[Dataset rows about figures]
= = =
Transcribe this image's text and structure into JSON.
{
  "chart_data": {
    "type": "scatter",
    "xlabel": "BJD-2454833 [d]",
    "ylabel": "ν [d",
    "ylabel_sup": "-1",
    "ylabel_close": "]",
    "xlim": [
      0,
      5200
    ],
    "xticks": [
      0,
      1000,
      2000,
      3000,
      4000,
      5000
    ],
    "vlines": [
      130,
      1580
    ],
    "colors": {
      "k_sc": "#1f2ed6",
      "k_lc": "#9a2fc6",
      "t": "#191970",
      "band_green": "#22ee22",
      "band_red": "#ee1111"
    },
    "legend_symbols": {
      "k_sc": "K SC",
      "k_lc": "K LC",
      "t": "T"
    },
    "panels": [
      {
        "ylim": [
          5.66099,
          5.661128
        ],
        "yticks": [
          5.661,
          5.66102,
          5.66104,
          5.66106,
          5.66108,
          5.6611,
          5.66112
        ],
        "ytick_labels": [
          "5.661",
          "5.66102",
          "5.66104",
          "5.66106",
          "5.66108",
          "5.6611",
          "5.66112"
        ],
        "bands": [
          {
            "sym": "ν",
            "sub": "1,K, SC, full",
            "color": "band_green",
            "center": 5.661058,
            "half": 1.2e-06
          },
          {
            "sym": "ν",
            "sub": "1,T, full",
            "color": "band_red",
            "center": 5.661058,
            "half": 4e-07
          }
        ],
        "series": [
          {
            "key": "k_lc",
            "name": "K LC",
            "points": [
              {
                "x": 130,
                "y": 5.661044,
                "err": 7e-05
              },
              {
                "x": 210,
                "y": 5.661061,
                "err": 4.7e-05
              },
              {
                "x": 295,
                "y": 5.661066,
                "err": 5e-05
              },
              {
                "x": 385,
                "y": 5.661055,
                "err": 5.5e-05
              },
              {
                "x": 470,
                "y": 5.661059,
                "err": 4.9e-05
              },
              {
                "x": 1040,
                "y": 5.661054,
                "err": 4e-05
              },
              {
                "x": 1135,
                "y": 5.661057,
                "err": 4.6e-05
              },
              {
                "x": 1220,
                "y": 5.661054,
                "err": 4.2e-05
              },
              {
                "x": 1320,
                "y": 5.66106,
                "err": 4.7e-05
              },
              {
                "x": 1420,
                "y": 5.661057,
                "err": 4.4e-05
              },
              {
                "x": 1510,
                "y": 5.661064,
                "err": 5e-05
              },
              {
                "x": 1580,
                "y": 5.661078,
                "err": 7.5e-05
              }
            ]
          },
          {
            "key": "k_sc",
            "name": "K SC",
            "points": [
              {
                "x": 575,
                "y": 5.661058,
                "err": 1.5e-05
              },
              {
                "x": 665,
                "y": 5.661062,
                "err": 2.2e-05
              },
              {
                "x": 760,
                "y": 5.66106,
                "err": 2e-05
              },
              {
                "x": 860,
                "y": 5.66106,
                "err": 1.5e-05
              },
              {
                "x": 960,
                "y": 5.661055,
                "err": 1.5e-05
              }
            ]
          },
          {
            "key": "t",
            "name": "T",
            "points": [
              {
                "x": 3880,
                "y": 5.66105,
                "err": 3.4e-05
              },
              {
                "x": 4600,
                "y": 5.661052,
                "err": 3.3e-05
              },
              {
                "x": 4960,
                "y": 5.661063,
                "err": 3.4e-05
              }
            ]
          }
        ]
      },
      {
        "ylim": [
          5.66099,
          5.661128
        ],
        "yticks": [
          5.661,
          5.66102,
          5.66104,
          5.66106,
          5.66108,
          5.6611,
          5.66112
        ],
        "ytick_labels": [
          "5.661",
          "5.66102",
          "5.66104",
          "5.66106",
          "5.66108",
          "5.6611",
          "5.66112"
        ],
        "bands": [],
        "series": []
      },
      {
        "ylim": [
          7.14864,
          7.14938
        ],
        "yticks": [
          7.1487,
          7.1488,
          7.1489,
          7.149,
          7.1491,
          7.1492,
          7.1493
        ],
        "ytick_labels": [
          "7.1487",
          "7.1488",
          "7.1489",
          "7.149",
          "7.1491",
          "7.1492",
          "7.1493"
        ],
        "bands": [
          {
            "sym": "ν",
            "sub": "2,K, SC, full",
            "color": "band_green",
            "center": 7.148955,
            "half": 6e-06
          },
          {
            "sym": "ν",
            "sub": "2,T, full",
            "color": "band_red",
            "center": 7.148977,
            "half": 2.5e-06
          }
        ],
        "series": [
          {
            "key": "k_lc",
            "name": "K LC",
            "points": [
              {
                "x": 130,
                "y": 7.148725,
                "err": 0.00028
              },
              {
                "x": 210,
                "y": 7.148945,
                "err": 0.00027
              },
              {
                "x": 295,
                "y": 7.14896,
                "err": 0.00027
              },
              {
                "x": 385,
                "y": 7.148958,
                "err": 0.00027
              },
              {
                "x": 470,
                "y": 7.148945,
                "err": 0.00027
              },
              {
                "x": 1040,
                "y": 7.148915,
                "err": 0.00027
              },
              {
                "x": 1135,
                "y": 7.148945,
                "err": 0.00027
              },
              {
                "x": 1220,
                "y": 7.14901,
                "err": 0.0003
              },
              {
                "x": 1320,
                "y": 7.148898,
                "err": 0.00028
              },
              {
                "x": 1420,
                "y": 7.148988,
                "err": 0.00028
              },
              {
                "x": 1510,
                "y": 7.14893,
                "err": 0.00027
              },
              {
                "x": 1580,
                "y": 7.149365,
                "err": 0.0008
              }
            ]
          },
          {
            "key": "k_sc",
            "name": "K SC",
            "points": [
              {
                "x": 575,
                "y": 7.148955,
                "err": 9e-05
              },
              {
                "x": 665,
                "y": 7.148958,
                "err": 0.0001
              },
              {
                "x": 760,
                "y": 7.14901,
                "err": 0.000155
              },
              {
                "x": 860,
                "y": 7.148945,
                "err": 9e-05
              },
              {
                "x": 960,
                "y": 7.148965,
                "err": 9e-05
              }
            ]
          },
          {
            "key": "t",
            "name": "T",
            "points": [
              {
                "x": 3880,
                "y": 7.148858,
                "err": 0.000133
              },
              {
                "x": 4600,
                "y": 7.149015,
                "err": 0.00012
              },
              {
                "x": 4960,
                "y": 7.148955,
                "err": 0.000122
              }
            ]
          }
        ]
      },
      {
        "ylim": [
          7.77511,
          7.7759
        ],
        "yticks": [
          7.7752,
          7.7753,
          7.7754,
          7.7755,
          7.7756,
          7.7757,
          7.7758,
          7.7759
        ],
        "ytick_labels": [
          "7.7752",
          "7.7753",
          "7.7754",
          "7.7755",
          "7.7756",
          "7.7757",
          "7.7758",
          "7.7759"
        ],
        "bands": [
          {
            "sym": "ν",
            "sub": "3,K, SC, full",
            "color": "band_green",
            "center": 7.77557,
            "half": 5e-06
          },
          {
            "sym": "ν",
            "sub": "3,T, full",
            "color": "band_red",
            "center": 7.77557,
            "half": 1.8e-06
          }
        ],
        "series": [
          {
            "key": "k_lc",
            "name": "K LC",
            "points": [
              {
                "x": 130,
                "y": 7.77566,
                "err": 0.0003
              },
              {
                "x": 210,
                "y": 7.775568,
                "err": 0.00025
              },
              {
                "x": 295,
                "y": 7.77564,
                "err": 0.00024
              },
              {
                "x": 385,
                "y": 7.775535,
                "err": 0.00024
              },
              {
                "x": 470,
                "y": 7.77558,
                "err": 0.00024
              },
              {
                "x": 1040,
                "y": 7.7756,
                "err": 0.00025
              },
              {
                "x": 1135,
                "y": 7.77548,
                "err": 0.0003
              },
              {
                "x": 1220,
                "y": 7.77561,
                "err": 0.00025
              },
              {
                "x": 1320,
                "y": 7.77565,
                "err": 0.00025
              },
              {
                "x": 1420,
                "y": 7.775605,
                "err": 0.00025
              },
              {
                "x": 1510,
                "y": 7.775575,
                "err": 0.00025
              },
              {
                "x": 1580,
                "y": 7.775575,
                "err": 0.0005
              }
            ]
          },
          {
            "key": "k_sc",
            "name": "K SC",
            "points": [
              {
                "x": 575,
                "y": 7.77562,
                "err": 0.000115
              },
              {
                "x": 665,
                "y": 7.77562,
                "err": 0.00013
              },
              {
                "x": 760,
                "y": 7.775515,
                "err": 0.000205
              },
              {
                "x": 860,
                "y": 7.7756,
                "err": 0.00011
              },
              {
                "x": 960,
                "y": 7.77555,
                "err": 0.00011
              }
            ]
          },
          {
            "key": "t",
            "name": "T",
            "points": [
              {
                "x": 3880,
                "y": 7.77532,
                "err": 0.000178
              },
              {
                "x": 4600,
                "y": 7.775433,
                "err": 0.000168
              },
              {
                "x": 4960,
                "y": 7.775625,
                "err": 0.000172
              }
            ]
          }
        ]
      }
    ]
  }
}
= = =
Task prompt: Search the lines above for the string "half" and copy each line that has it.

Answer below:
            "half": 1.2e-06
            "half": 4e-07
            "half": 6e-06
            "half": 2.5e-06
            "half": 5e-06
            "half": 1.8e-06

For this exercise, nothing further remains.